======== Given data

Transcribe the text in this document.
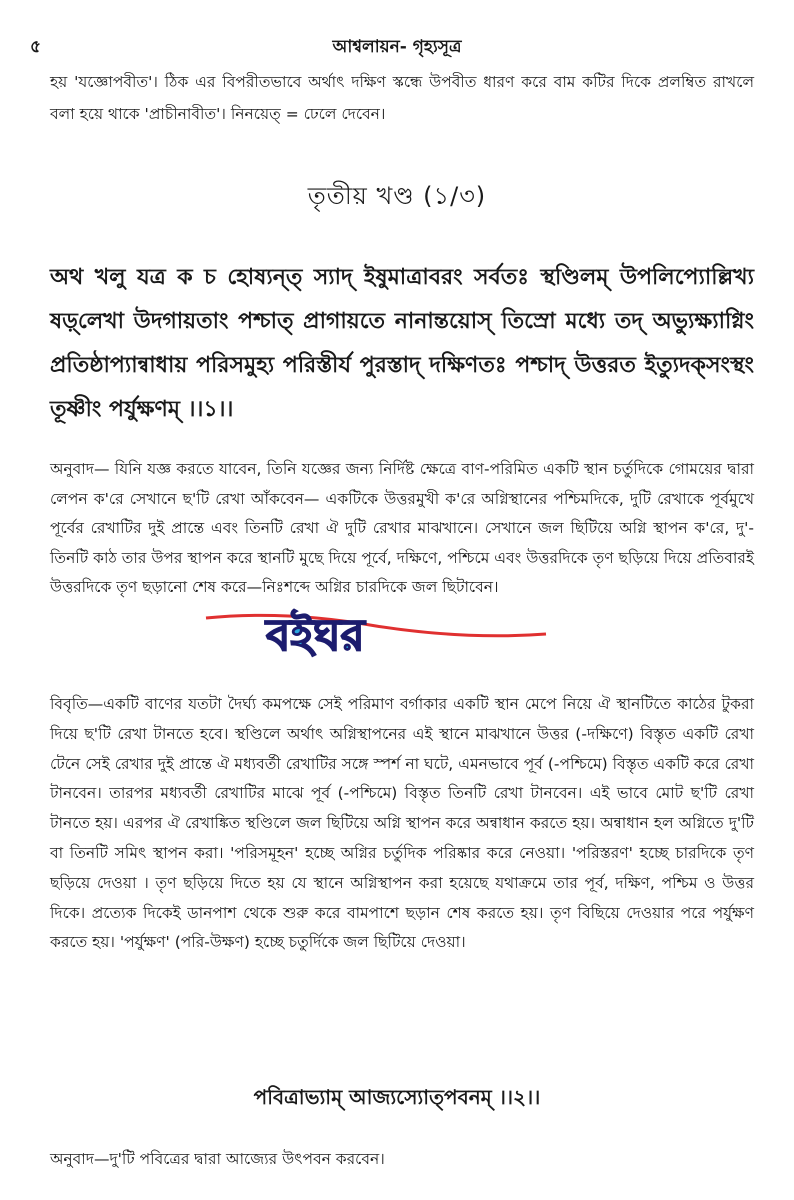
৫	আশ্বলায়ন- গৃহ্যসূত্র
হয় 'যজ্ঞোপবীত'। ঠিক এর বিপরীতভাবে অর্থাৎ দক্ষিণ স্কন্ধে উপবীত ধারণ করে বাম কটির দিকে প্রলম্বিত রাখলে বলা হয়ে থাকে 'প্রাচীনাবীত'। নিনয়েত্ = ঢেলে দেবেন।
তৃতীয় খণ্ড (১/৩)
অথ খলু যত্র ক চ হোষ্যন্ত্ স্যাদ্ ইষুমাত্রাবরং সর্বতঃ স্থণ্ডিলম্ উপলিপ্যোল্লিখ্য ষড়্‌লেখা উদগায়তাং পশ্চাত্ প্রাগায়তে নানান্তয়োস্ তিস্রো মধ্যে তদ্ অভ্যুক্ষ্যাগ্নিং প্রতিষ্ঠাপ্যান্বাধায় পরিসমুহ্য পরিস্তীর্য পুরস্তাদ্ দক্ষিণতঃ পশ্চাদ্ উত্তরত ইত্যুদক্‌সংস্থং তূষ্ণীং পর্যুক্ষণম্ ।।১।।
অনুবাদ— যিনি যজ্ঞ করতে যাবেন, তিনি যজ্ঞের জন্য নির্দিষ্ট ক্ষেত্রে বাণ-পরিমিত একটি স্থান চর্তুদিকে গোময়ের দ্বারা লেপন ক'রে সেখানে ছ'টি রেখা আঁকবেন— একটিকে উত্তরমুখী ক'রে অগ্নিস্থানের পশ্চিমদিকে, দুটি রেখাকে পূর্বমুখে পূর্বের রেখাটির দুই প্রান্তে এবং তিনটি রেখা ঐ দুটি রেখার মাঝখানে। সেখানে জল ছিটিয়ে অগ্নি স্থাপন ক'রে, দু'-তিনটি কাঠ তার উপর স্থাপন করে স্থানটি মুছে দিয়ে পূর্বে, দক্ষিণে, পশ্চিমে এবং উত্তরদিকে তৃণ ছড়িয়ে দিয়ে প্রতিবারই উত্তরদিকে তৃণ ছড়ানো শেষ করে—নিঃশব্দে অগ্নির চারদিকে জল ছিটাবেন।
বিবৃতি—একটি বাণের যতটা দৈর্ঘ্য কমপক্ষে সেই পরিমাণ বর্গাকার একটি স্থান মেপে নিয়ে ঐ স্থানটিতে কাঠের টুকরা দিয়ে ছ'টি রেখা টানতে হবে। স্থণ্ডিলে অর্থাৎ অগ্নিস্থাপনের এই স্থানে মাঝখানে উত্তর (-দক্ষিণে) বিস্তৃত একটি রেখা টেনে সেই রেখার দুই প্রান্তে ঐ মধ্যবর্তী রেখাটির সঙ্গে স্পর্শ না ঘটে, এমনভাবে পূর্ব (-পশ্চিমে) বিস্তৃত একটি করে রেখা টানবেন। তারপর মধ্যবর্তী রেখাটির মাঝে পূর্ব (-পশ্চিমে) বিস্তৃত তিনটি রেখা টানবেন। এই ভাবে মোট ছ'টি রেখা টানতে হয়। এরপর ঐ রেখাঙ্কিত স্থণ্ডিলে জল ছিটিয়ে অগ্নি স্থাপন করে অন্বাধান করতে হয়। অন্বাধান হল অগ্নিতে দু'টি বা তিনটি সমিৎ স্থাপন করা। 'পরিসমূহন' হচ্ছে অগ্নির চর্তুদিক পরিষ্কার করে নেওয়া। 'পরিস্তরণ' হচ্ছে চারদিকে তৃণ ছড়িয়ে দেওয়া । তৃণ ছড়িয়ে দিতে হয় যে স্থানে অগ্নিস্থাপন করা হয়েছে যথাক্রমে তার পূর্ব, দক্ষিণ, পশ্চিম ও উত্তর দিকে। প্রত্যেক দিকেই ডানপাশ থেকে শুরু করে বামপাশে ছড়ান শেষ করতে হয়। তৃণ বিছিয়ে দেওয়ার পরে পর্যুক্ষণ করতে হয়। 'পর্যুক্ষণ' (পরি-উক্ষণ) হচ্ছে চতুর্দিকে জল ছিটিয়ে দেওয়া।
পবিত্রাভ্যাম্ আজ্যস্যোত্‌পবনম্ ।।২।।
অনুবাদ—দু'টি পবিত্রের দ্বারা আজ্যের উৎপবন করবেন।
বইঘর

================

## Problem to solve
Word for word, quote the lines above. Omit the pictures.

## Exercise output
Transcribe the text in this document.
৫	আশ্বলায়ন- গৃহ্যসূত্র
হয় 'যজ্ঞোপবীত'। ঠিক এর বিপরীতভাবে অর্থাৎ দক্ষিণ স্কন্ধে উপবীত ধারণ করে বাম কটির দিকে প্রলম্বিত রাখলে বলা হয়ে থাকে 'প্রাচীনাবীত'। নিনয়েত্ = ঢেলে দেবেন।
তৃতীয় খণ্ড (১/৩)
অথ খলু যত্র ক চ হোষ্যন্ত্ স্যাদ্ ইষুমাত্রাবরং সর্বতঃ স্থণ্ডিলম্ উপলিপ্যোল্লিখ্য ষড়্‌লেখা উদগায়তাং পশ্চাত্ প্রাগায়তে নানান্তয়োস্ তিস্রো মধ্যে তদ্ অভ্যুক্ষ্যাগ্নিং প্রতিষ্ঠাপ্যান্বাধায় পরিসমুহ্য পরিস্তীর্য পুরস্তাদ্ দক্ষিণতঃ পশ্চাদ্ উত্তরত ইত্যুদক্‌সংস্থং তূষ্ণীং পর্যুক্ষণম্ ।।১।।
অনুবাদ— যিনি যজ্ঞ করতে যাবেন, তিনি যজ্ঞের জন্য নির্দিষ্ট ক্ষেত্রে বাণ-পরিমিত একটি স্থান চর্তুদিকে গোময়ের দ্বারা লেপন ক'রে সেখানে ছ'টি রেখা আঁকবেন— একটিকে উত্তরমুখী ক'রে অগ্নিস্থানের পশ্চিমদিকে, দুটি রেখাকে পূর্বমুখে পূর্বের রেখাটির দুই প্রান্তে এবং তিনটি রেখা ঐ দুটি রেখার মাঝখানে। সেখানে জল ছিটিয়ে অগ্নি স্থাপন ক'রে, দু'-তিনটি কাঠ তার উপর স্থাপন করে স্থানটি মুছে দিয়ে পূর্বে, দক্ষিণে, পশ্চিমে এবং উত্তরদিকে তৃণ ছড়িয়ে দিয়ে প্রতিবারই উত্তরদিকে তৃণ ছড়ানো শেষ করে—নিঃশব্দে অগ্নির চারদিকে জল ছিটাবেন।
বিবৃতি—একটি বাণের যতটা দৈর্ঘ্য কমপক্ষে সেই পরিমাণ বর্গাকার একটি স্থান মেপে নিয়ে ঐ স্থানটিতে কাঠের টুকরা দিয়ে ছ'টি রেখা টানতে হবে। স্থণ্ডিলে অর্থাৎ অগ্নিস্থাপনের এই স্থানে মাঝখানে উত্তর (-দক্ষিণে) বিস্তৃত একটি রেখা টেনে সেই রেখার দুই প্রান্তে ঐ মধ্যবর্তী রেখাটির সঙ্গে স্পর্শ না ঘটে, এমনভাবে পূর্ব (-পশ্চিমে) বিস্তৃত একটি করে রেখা টানবেন। তারপর মধ্যবর্তী রেখাটির মাঝে পূর্ব (-পশ্চিমে) বিস্তৃত তিনটি রেখা টানবেন। এই ভাবে মোট ছ'টি রেখা টানতে হয়। এরপর ঐ রেখাঙ্কিত স্থণ্ডিলে জল ছিটিয়ে অগ্নি স্থাপন করে অন্বাধান করতে হয়। অন্বাধান হল অগ্নিতে দু'টি বা তিনটি সমিৎ স্থাপন করা। 'পরিসমূহন' হচ্ছে অগ্নির চর্তুদিক পরিষ্কার করে নেওয়া। 'পরিস্তরণ' হচ্ছে চারদিকে তৃণ ছড়িয়ে দেওয়া । তৃণ ছড়িয়ে দিতে হয় যে স্থানে অগ্নিস্থাপন করা হয়েছে যথাক্রমে তার পূর্ব, দক্ষিণ, পশ্চিম ও উত্তর দিকে। প্রত্যেক দিকেই ডানপাশ থেকে শুরু করে বামপাশে ছড়ান শেষ করতে হয়। তৃণ বিছিয়ে দেওয়ার পরে পর্যুক্ষণ করতে হয়। 'পর্যুক্ষণ' (পরি-উক্ষণ) হচ্ছে চতুর্দিকে জল ছিটিয়ে দেওয়া।
পবিত্রাভ্যাম্ আজ্যস্যোত্‌পবনম্ ।।২।।
অনুবাদ—দু'টি পবিত্রের দ্বারা আজ্যের উৎপবন করবেন।
বইঘর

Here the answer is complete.